- ACTIVITY
In the passage on the causes of sexual problems, what do therapists surveyed for the Relate report give as the top reasons for both men and women?

Sexual problems can have a physical or psychological cause – or a combination of the two. There may also be environmental, social or cultural factors.
- Physical causes may include cardiovascular disease, diabetes, neurological disorders, drug or alcohol addiction or the side effects of some medications. They may also simply be a factor of ageing or hormonal changes.
- Psychological/emotional causes may include stress, anxiety, depression, feelings of guilt or shame, difficulties with intimacy or communication, or past trauma.
- Environmental/social factors may include things like having small children or moving in with the in-laws! These factors tend to be more pragmatic and situational than emotional.
- Cultural/psychosocial factors may include ignorance or poor sex education, or conflicts of values to do with family or religion.
According to therapists surveyed as part of the Relate report, the causes of sexual problems certainly aren’t limited to sexual dysfunction. This is, however, a more common reason for men (44%) than women (2%). But the top reasons cited for both men and women are lack of emotional intimacy and lack of communication between partners. Other common reasons include stress, tiredness, poor body image or bad history with sex/abuse. These are all issues that therapy can help with.
What are psychosexual issues?
Psychosexual issues are sexual problems that have a psychological or emotional basis rather than a physical one. There may be psychological or emotional blocks that affect your ability to be intimate, for example. These sorts of issues are the focus of psychosexual therapy.

- DATASET RECORDS
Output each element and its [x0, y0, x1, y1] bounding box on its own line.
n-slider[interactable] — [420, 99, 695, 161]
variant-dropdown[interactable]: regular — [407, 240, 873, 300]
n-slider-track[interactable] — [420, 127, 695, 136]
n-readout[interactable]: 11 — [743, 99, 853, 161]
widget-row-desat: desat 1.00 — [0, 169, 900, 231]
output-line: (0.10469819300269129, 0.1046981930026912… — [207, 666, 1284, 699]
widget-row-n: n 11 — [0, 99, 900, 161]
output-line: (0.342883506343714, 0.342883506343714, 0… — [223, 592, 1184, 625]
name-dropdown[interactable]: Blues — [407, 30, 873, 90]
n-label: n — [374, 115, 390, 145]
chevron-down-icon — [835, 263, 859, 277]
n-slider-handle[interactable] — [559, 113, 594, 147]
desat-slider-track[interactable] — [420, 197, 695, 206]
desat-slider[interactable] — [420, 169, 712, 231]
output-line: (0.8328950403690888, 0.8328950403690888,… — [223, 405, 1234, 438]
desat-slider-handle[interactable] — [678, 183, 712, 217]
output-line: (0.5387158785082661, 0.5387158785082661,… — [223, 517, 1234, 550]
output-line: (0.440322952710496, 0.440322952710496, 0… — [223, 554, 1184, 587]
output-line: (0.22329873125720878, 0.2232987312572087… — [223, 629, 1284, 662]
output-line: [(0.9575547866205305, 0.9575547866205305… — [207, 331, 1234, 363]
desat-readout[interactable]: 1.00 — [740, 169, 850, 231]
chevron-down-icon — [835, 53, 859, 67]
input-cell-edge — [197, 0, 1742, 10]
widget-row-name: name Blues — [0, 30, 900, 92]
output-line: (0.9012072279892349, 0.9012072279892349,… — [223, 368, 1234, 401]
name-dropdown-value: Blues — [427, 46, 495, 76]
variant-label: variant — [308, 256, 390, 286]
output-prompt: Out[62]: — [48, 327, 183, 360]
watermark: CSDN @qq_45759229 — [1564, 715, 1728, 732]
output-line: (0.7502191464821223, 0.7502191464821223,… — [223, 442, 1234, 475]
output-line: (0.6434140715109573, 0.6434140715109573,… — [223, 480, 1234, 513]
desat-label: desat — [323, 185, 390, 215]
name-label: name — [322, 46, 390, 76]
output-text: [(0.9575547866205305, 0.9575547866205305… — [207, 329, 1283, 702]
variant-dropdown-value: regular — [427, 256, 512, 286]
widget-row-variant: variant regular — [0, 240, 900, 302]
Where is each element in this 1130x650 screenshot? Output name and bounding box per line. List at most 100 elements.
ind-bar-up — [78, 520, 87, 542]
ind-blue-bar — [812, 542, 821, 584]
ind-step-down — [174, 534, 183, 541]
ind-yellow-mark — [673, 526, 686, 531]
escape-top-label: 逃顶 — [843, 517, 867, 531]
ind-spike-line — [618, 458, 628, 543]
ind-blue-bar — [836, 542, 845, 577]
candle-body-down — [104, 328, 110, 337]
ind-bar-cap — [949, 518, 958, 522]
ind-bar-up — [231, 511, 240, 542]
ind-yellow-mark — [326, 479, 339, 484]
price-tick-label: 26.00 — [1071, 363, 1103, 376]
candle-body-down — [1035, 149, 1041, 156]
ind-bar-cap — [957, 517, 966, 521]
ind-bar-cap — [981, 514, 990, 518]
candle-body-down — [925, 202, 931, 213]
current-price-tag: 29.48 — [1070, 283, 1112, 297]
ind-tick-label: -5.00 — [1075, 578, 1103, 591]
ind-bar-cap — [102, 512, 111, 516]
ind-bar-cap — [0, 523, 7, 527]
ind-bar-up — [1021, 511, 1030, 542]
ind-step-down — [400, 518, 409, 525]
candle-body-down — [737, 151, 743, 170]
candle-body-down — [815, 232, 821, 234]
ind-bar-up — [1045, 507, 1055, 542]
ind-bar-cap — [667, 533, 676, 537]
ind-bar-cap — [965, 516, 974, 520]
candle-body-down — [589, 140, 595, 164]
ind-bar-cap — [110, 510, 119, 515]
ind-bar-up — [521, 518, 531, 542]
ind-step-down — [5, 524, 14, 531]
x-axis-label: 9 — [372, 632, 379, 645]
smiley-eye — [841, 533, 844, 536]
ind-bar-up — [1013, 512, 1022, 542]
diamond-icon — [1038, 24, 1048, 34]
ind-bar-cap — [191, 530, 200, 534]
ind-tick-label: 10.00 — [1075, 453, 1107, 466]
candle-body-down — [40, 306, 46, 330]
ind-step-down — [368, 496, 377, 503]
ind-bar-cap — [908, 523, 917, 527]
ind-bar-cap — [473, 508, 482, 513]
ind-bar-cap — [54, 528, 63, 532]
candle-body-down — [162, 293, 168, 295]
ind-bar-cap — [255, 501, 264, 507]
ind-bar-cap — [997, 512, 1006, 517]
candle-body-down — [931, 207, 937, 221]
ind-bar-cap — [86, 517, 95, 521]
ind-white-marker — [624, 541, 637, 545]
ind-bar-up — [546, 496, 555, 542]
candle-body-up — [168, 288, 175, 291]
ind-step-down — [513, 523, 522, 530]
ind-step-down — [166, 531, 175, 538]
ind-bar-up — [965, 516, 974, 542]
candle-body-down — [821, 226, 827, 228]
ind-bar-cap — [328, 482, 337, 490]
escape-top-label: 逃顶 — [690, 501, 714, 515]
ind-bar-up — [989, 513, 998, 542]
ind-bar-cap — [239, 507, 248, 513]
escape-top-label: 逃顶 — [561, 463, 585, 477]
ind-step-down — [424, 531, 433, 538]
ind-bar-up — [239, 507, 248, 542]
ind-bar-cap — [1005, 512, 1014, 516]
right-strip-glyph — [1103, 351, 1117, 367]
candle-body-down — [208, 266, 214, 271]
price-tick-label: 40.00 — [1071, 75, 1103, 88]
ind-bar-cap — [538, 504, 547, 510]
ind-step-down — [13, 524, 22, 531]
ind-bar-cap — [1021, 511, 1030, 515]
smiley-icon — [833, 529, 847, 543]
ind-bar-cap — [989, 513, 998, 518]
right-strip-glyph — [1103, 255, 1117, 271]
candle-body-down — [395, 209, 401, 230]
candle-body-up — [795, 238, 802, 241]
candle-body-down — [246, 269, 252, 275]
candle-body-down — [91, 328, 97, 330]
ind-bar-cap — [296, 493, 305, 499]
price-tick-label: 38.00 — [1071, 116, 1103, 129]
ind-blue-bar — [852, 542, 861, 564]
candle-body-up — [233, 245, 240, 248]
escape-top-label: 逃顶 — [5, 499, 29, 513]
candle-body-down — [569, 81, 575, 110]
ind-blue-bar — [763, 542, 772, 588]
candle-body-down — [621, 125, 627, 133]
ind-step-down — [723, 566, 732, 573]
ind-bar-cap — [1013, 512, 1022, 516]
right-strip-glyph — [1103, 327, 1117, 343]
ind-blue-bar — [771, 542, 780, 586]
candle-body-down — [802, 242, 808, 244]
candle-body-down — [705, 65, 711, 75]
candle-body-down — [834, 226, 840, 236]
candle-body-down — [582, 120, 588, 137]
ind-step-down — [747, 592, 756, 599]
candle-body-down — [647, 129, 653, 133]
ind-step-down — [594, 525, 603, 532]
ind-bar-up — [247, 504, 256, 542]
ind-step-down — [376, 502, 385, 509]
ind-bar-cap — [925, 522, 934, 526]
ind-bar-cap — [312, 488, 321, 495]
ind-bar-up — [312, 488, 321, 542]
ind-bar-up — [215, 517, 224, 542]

- SOLUTION TO THE PROBLEM
Lack of emotional intimacy and lack of communication between partners.